_What the task requires:_ Check every line below for the word "Billion" and copy the ones that have it.

§ §

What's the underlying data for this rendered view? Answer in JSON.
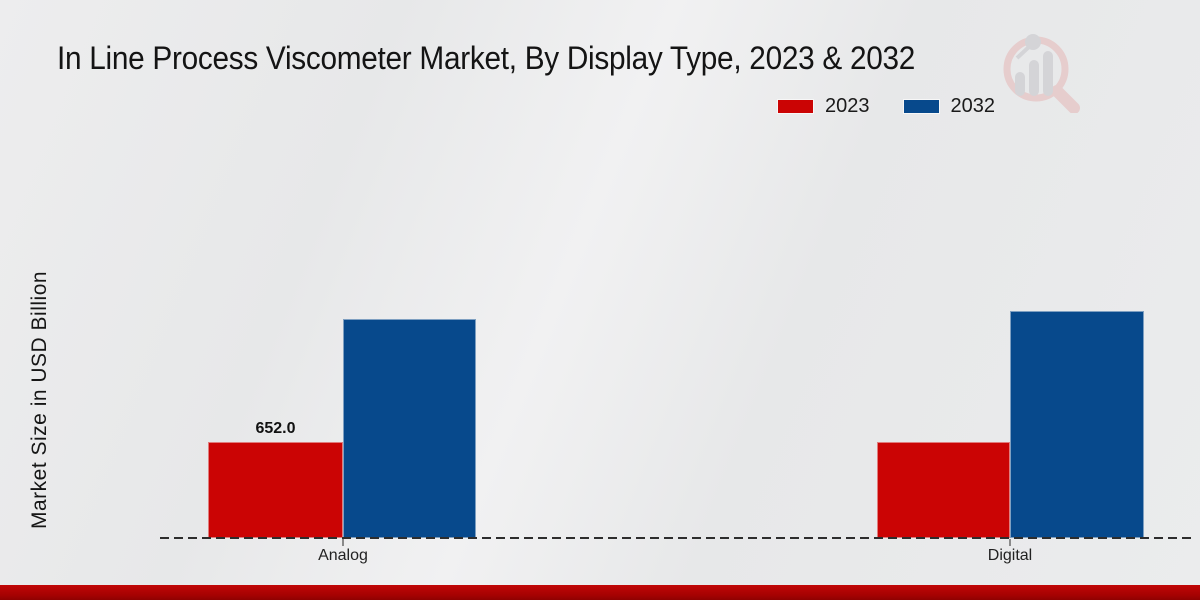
{
  "chart_data": {
    "type": "bar",
    "title": "In Line Process Viscometer Market, By Display Type, 2023 & 2032",
    "ylabel": "Market Size in USD Billion",
    "categories": [
      "Analog",
      "Digital"
    ],
    "series": [
      {
        "name": "2023",
        "color": "#cb0404",
        "values": [
          652.0,
          652.0
        ]
      },
      {
        "name": "2032",
        "color": "#07498c",
        "values": [
          1490,
          1540
        ]
      }
    ],
    "value_label": {
      "text": "652.0",
      "series": "2023",
      "category": "Analog"
    },
    "legend_position": "top-right",
    "grid": false,
    "baseline_style": "dashed",
    "ylim": [
      0,
      1600
    ],
    "units": "USD Billion",
    "note": "2032 values estimated from bar heights; only the Analog 2023 bar carries a printed data label"
  },
  "branding": {
    "watermark": "magnifier-bar-chart-logo",
    "watermark_ring_color": "#e6caca",
    "watermark_bar_color": "#d2d2d5",
    "accent_strip_color": "#a40202"
  },
  "background_color": "#eaebec"
}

§ §

_Answer to the problem:_
    "ylabel": "Market Size in USD Billion",
    "units": "USD Billion",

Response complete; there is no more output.